Stated goal: Please output the lines as a numbered list, leaving out any blank lines, starting with the line that contains "- cell-value: 11%: [1251, 287, 1349, 343]" and going on through the line that contains "List UI elements".

Records provided:

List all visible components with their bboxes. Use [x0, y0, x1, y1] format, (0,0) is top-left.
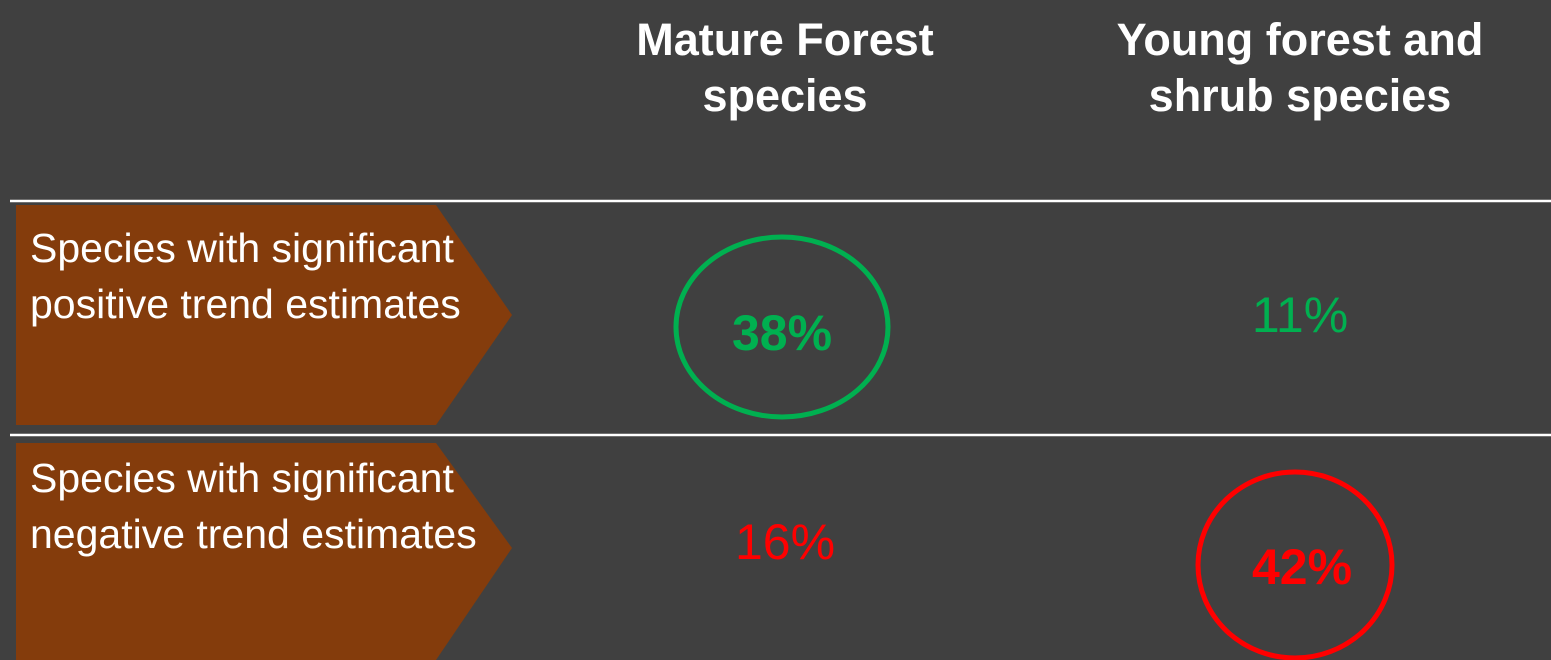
- cell-value: 11%: [1251, 287, 1349, 343]
- cell-value: 38%: [731, 305, 833, 361]
- column-header: Mature Forest species: [636, 14, 934, 121]
- row-label: Species with significant negative trend …: [30, 455, 477, 557]
- highlight-circle: [673, 234, 891, 420]
- highlight-circle: [1195, 469, 1395, 660]
- cell-value: 16%: [734, 514, 836, 570]
- row-arrow: [16, 205, 512, 425]
- column-header: Young forest and shrub species: [1116, 14, 1484, 121]
- cell-value: 42%: [1251, 539, 1353, 595]
- row-label: Species with significant positive trend …: [30, 225, 461, 327]
- row-arrow: [16, 443, 512, 660]
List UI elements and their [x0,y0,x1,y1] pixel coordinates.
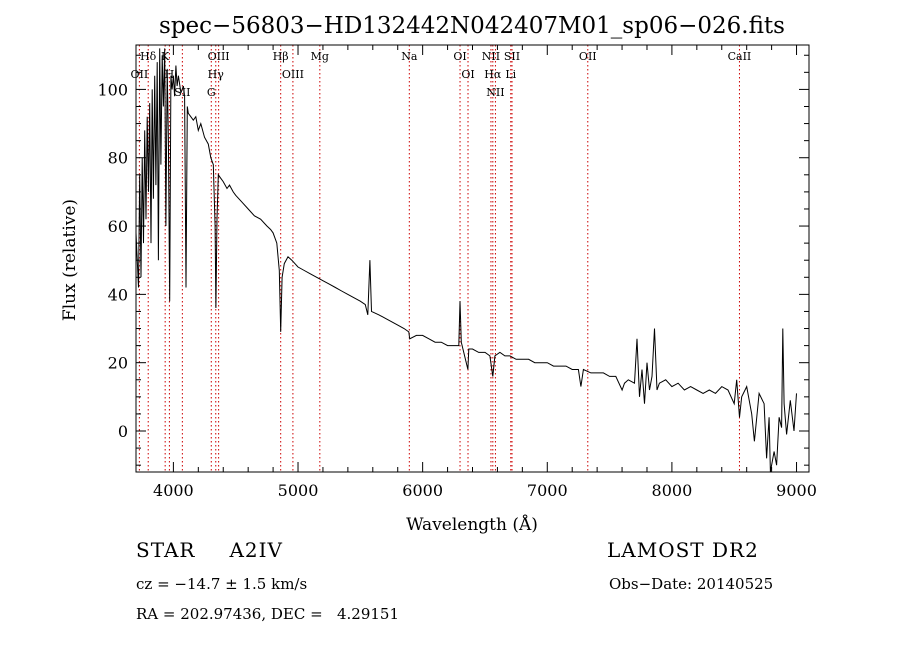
chart-title: spec−56803−HD132442N042407M01_sp06−026.f… [159,13,785,39]
object-class: STAR A2IV [136,538,283,562]
x-tick-label: 8000 [652,481,693,500]
x-tick-label: 9000 [776,481,817,500]
line-marker-label: Hγ [208,68,225,81]
x-tick-label: 5000 [278,481,319,500]
line-marker-labels: Hδ OII KH SII OIII Hγ G Hβ OIII Mg Na OI OI NII Hα NII S… [131,50,752,99]
x-axis: 4000 5000 6000 7000 8000 9000 [153,45,817,500]
y-tick-label: 60 [108,217,128,236]
line-marker-label: OII [579,50,597,63]
x-tick-label: 6000 [402,481,443,500]
line-marker-label: OIII [208,50,230,63]
line-marker-label: OIII [282,68,304,81]
object-subclass: A2IV [229,538,283,562]
redshift-cz: cz = −14.7 ± 1.5 km/s [136,575,308,593]
line-marker-label: CaII [728,50,752,63]
line-marker-label: NII [486,86,504,99]
line-marker-label: OI [461,68,474,81]
x-tick-label: 7000 [527,481,568,500]
y-tick-label: 20 [108,354,128,373]
y-axis-label: Flux (relative) [60,199,80,321]
y-tick-label: 100 [97,80,128,99]
y-tick-label: 80 [108,149,128,168]
x-tick-label: 4000 [153,481,194,500]
line-marker-label: OI [453,50,466,63]
line-marker-label: K [161,50,170,63]
x-axis-label: Wavelength (Å) [406,514,538,535]
spectrum-line [135,48,797,473]
line-marker-label: Li [505,68,516,81]
line-marker-label: Hα [484,68,502,81]
object-class-label: STAR [136,538,196,562]
line-marker-label: OII [131,68,149,81]
y-axis: 0 20 40 60 80 100 [97,54,809,466]
y-tick-label: 0 [118,422,128,441]
coordinates: RA = 202.97436, DEC = 4.29151 [136,605,400,623]
line-marker-label: SII [504,50,520,63]
survey-name: LAMOST DR2 [607,538,759,562]
line-marker-label: H [165,68,175,81]
observation-date: Obs−Date: 20140525 [609,575,774,593]
line-marker-label: Hβ [273,50,289,63]
line-marker-label: Na [401,50,418,63]
line-marker-label: SII [174,86,190,99]
line-marker-label: Mg [311,50,329,63]
y-tick-label: 40 [108,285,128,304]
line-marker-label: NII [482,50,500,63]
line-marker-label: Hδ [140,50,157,63]
line-marker-label: G [207,86,216,99]
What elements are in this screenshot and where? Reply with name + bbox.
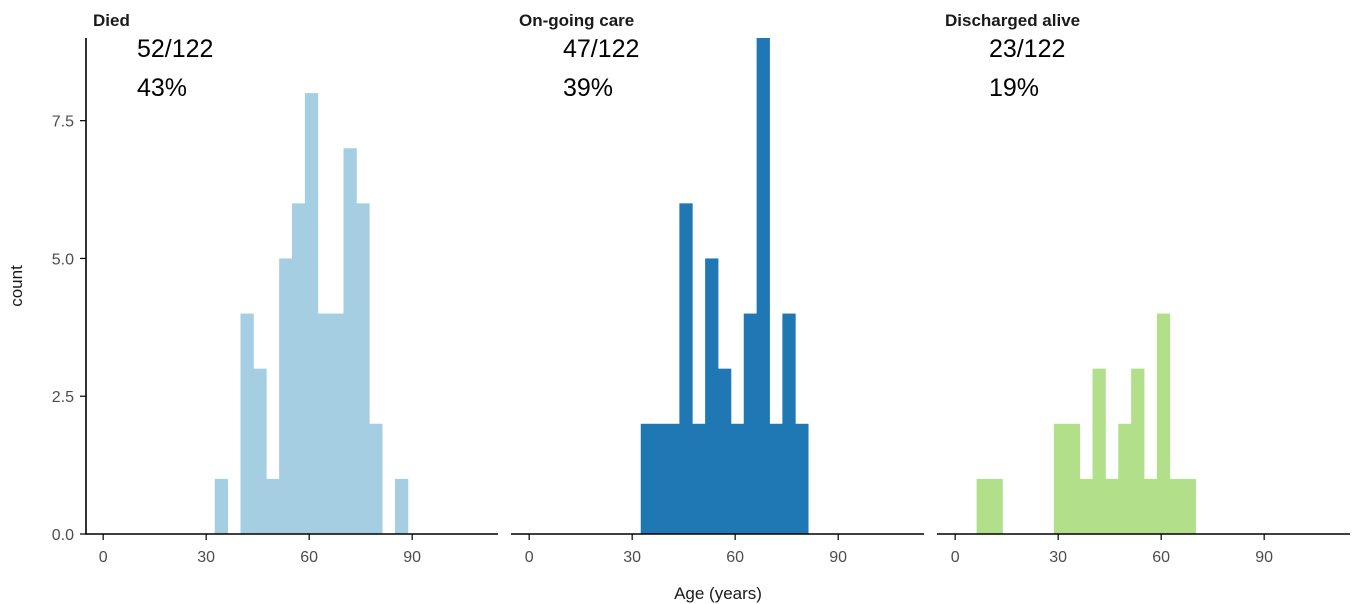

Exercise solution:
1. - cell-value: 11%: [1251, 287, 1349, 343]
2. - cell-value: 38%: [731, 305, 833, 361]
3. - column-header: Mature Forest species: [636, 14, 934, 121]
4. - row-label: Species with significant negative trend …: [30, 455, 477, 557]
5. - highlight-circle: [673, 234, 891, 420]
6. - highlight-circle: [1195, 469, 1395, 660]
7. - cell-value: 16%: [734, 514, 836, 570]
8. - row-arrow: [16, 205, 512, 425]
9. - column-header: Young forest and shrub species: [1116, 14, 1484, 121]
10. - cell-value: 42%: [1251, 539, 1353, 595]
11. - row-label: Species with significant positive trend …: [30, 225, 461, 327]
12. - row-arrow: [16, 443, 512, 660]
13. List UI elements and their [x0,y0,x1,y1] pixel coordinates.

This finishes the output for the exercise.